**Information shown:**

▼

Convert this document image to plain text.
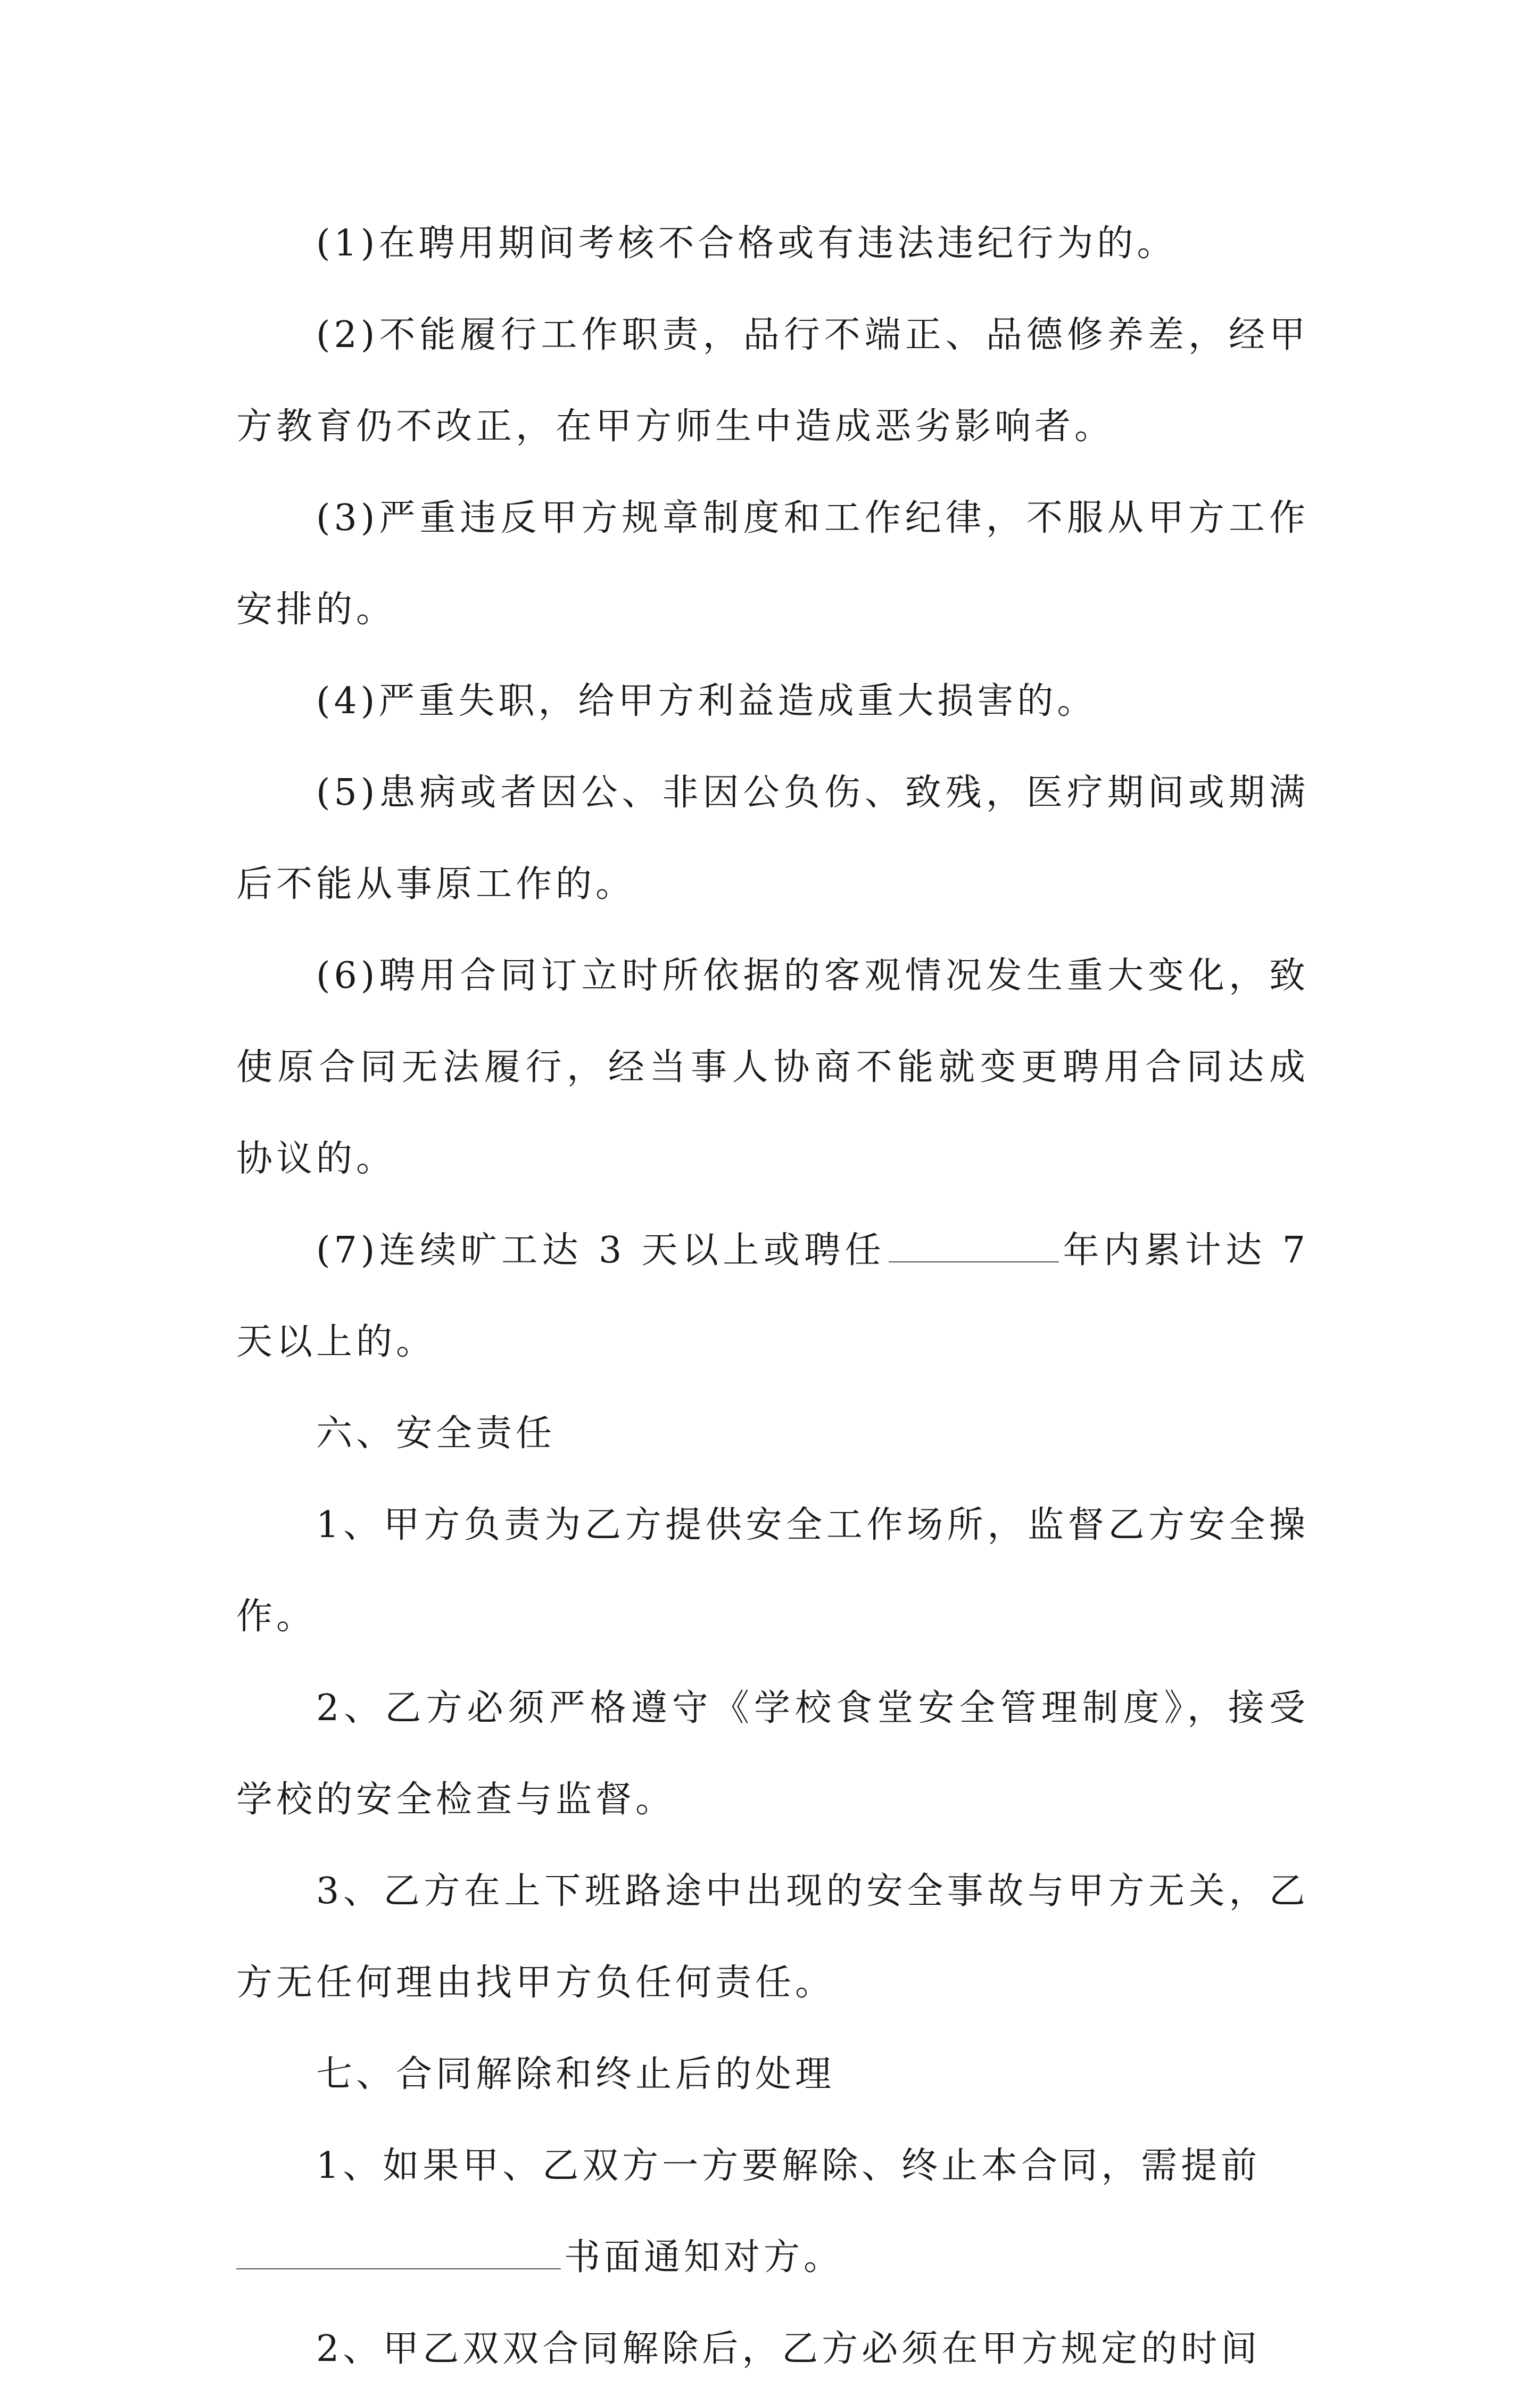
(1)在聘用期间考核不合格或有违法违纪行为的。

(2)不能履行工作职责，品行不端正、品德修养差，经甲方教育仍不改正，在甲方师生中造成恶劣影响者。

(3)严重违反甲方规章制度和工作纪律，不服从甲方工作安排的。

(4)严重失职，给甲方利益造成重大损害的。

(5)患病或者因公、非因公负伤、致残，医疗期间或期满后不能从事原工作的。

(6)聘用合同订立时所依据的客观情况发生重大变化，致使原合同无法履行，经当事人协商不能就变更聘用合同达成协议的。

(7)连续旷工达 3 天以上或聘任	年内累计达 7 天以上的。

六、安全责任

1、甲方负责为乙方提供安全工作场所，监督乙方安全操作。

2、乙方必须严格遵守《学校食堂安全管理制度》，接受学校的安全检查与监督。

3、乙方在上下班路途中出现的安全事故与甲方无关，乙方无任何理由找甲方负任何责任。

七、合同解除和终止后的处理

1、如果甲、乙双方一方要解除、终止本合同，需提前
书面通知对方。

2、甲乙双双合同解除后，乙方必须在甲方规定的时间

▲

With the pictures left out, transcribe the material exactly.

Convert this document image to plain text.
(1)在聘用期间考核不合格或有违法违纪行为的。

(2)不能履行工作职责，品行不端正、品德修养差，经甲方教育仍不改正，在甲方师生中造成恶劣影响者。

(3)严重违反甲方规章制度和工作纪律，不服从甲方工作安排的。

(4)严重失职，给甲方利益造成重大损害的。

(5)患病或者因公、非因公负伤、致残，医疗期间或期满后不能从事原工作的。

(6)聘用合同订立时所依据的客观情况发生重大变化，致使原合同无法履行，经当事人协商不能就变更聘用合同达成协议的。

(7)连续旷工达 3 天以上或聘任	年内累计达 7 天以上的。

六、安全责任

1、甲方负责为乙方提供安全工作场所，监督乙方安全操作。

2、乙方必须严格遵守《学校食堂安全管理制度》，接受学校的安全检查与监督。

3、乙方在上下班路途中出现的安全事故与甲方无关，乙方无任何理由找甲方负任何责任。

七、合同解除和终止后的处理

1、如果甲、乙双方一方要解除、终止本合同，需提前
书面通知对方。

2、甲乙双双合同解除后，乙方必须在甲方规定的时间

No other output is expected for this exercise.